>> Start GIVEN PASSAGE
How Europe Turned Into a Perfect Landscape for Wildfires
Article Excerpt: In a hotter, drier, more flammable climate, like here in the Mediterranean region, forests can die slowly from drought or they can go up in flames almost instantly, releasing all the carbon stored in their trunks and branches into the atmosphere.
That raises an increasingly urgent question: How best to manage woodlands in a world that humans have so profoundly altered? “We need to decide what will be the climate-change forest for the future,” is how Kirsten Thonicke, a fire ecologist at the Potsdam Institute for Climate Impact Research, framed the challenge.
Today roughly 40 percent of the European Union’s landmass is covered by trees, making it one of the most forest-rich regions in the world. It’s also ripe for wildfire.
In 2019, intense heat and drought helped spread fires across roughly 1,300 square miles on the Continent, a swath of scorched land 15 percent bigger than the decade’s annual average, according to preliminary data issued in mid-January by the European Forest Fire Information System.
>> End GIVEN PASSAGE
- BRIEF A
Translate this sentence from the passage on European wildfires into French: "Today roughly 40 percent of the European Union’s landmass is covered by trees, making it one of the most forest-rich regions in the world."
>> Start DATA FOR THIS TASK
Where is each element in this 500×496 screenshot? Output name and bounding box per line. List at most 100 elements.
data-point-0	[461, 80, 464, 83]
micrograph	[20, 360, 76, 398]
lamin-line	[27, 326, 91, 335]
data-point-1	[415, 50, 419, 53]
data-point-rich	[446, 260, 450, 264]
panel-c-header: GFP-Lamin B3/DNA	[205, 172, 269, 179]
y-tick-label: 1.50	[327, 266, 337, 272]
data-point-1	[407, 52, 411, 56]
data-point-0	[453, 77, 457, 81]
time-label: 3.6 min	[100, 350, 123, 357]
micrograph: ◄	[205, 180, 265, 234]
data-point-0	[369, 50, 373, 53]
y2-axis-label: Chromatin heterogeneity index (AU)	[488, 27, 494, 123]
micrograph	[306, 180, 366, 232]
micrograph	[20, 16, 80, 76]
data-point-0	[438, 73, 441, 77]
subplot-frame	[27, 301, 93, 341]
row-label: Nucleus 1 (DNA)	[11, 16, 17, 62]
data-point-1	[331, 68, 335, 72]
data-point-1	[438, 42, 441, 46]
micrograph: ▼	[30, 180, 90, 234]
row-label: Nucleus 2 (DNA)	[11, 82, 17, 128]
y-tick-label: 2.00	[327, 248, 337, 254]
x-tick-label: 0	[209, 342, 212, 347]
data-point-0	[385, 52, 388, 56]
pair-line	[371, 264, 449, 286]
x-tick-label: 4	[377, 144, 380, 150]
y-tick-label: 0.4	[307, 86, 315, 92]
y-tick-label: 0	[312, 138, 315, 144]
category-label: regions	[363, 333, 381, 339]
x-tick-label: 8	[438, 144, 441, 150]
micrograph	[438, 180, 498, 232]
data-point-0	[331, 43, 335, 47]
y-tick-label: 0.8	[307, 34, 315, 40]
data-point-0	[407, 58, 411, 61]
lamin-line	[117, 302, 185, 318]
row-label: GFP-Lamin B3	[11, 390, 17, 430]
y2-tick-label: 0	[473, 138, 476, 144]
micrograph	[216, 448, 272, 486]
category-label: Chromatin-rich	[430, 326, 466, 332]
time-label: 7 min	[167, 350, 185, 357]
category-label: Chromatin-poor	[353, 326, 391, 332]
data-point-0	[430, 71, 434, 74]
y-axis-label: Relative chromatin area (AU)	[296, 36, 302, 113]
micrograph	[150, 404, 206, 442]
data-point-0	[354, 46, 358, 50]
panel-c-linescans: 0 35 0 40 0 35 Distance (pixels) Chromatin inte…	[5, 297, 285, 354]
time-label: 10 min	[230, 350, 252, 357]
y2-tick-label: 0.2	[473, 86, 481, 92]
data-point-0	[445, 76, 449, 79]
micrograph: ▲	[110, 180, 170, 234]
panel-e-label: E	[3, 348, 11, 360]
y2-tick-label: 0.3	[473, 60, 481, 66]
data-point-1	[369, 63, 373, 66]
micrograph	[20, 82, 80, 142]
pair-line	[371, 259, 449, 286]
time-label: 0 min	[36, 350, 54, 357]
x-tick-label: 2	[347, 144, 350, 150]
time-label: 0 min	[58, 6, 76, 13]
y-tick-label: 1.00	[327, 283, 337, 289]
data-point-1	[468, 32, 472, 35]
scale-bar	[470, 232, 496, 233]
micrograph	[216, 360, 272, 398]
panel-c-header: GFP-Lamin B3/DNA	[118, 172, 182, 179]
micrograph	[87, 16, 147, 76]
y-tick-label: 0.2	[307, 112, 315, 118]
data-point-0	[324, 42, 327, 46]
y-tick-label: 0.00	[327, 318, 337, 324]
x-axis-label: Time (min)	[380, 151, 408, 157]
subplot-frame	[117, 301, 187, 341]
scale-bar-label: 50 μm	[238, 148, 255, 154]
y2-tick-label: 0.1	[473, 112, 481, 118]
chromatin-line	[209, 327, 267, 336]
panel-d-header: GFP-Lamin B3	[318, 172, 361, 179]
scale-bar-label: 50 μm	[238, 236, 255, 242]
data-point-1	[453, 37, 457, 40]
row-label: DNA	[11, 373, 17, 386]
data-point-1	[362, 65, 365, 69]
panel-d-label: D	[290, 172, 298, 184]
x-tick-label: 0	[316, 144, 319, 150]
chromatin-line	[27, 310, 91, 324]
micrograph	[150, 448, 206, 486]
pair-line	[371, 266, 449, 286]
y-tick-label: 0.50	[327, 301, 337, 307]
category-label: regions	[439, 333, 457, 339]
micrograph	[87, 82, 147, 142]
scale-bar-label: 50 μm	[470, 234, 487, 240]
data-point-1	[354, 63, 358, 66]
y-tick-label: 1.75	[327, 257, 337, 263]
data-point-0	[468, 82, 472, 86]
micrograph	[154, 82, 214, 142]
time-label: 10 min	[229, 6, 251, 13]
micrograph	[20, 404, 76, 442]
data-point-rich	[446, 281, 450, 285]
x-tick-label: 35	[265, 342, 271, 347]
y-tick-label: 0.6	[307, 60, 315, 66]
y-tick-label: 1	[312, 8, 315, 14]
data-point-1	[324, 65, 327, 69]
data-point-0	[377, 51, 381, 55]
>> End DATA FOR THIS TASK
>> Start DATA FOR THIS TASK
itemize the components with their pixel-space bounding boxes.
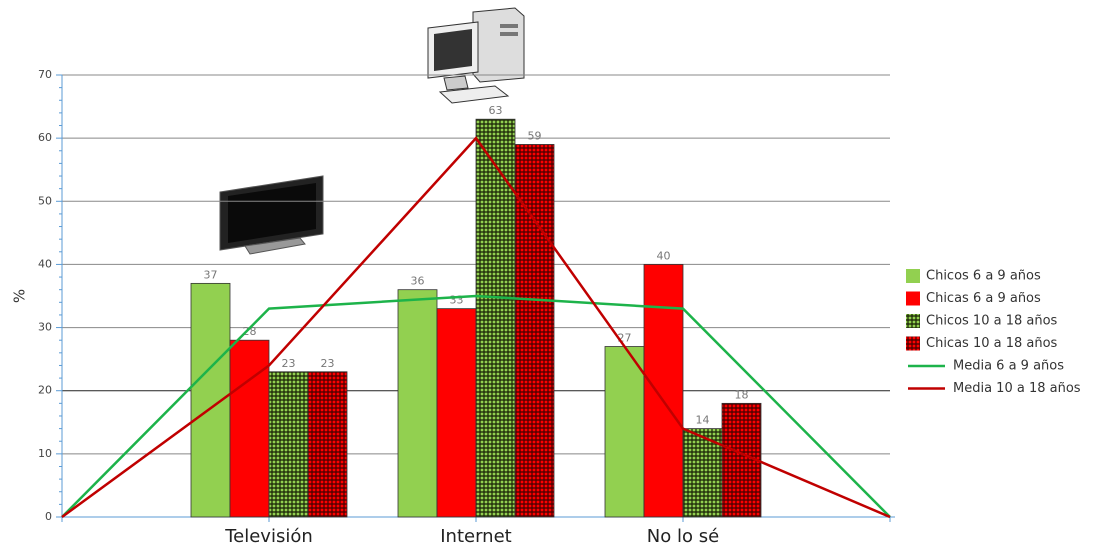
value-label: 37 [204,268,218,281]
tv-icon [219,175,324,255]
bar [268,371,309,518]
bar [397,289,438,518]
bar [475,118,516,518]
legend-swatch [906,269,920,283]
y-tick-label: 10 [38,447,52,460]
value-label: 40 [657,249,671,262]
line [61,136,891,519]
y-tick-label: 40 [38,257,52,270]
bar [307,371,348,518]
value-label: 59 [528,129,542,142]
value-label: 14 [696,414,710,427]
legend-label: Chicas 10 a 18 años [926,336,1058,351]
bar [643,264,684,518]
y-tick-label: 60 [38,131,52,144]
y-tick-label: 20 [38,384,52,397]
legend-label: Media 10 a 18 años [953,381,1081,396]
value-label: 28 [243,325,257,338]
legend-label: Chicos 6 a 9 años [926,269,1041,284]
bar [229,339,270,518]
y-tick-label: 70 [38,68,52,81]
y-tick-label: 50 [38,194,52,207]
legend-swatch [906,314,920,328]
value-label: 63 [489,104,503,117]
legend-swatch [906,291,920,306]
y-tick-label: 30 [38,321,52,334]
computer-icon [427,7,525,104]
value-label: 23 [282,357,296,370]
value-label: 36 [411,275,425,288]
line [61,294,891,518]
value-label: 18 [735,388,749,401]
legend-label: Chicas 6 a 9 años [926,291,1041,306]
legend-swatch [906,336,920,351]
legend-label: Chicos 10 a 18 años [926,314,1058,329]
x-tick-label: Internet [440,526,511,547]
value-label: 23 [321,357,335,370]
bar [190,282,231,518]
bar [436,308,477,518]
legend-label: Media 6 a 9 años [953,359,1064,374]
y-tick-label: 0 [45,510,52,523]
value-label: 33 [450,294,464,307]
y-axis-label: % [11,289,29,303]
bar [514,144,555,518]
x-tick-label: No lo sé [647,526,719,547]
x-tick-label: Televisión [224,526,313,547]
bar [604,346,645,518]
>> End DATA FOR THIS TASK
- BRIEF B
Locate each line in the records that includes the string "bounding", and copy every such line.

- EXERCISE SOLUTION A
Aujourd’hui, environ 40 % de la superficie terrestre de l’Union européenne est couverte d’arbres, ce qui en fait l’une des régions les plus riches en forêts du monde.

- EXERCISE SOLUTION B
Where is each element in this 500×496 screenshot? Output name and bounding box per line. List at most 100 elements.
itemize the components with their pixel-space bounding boxes.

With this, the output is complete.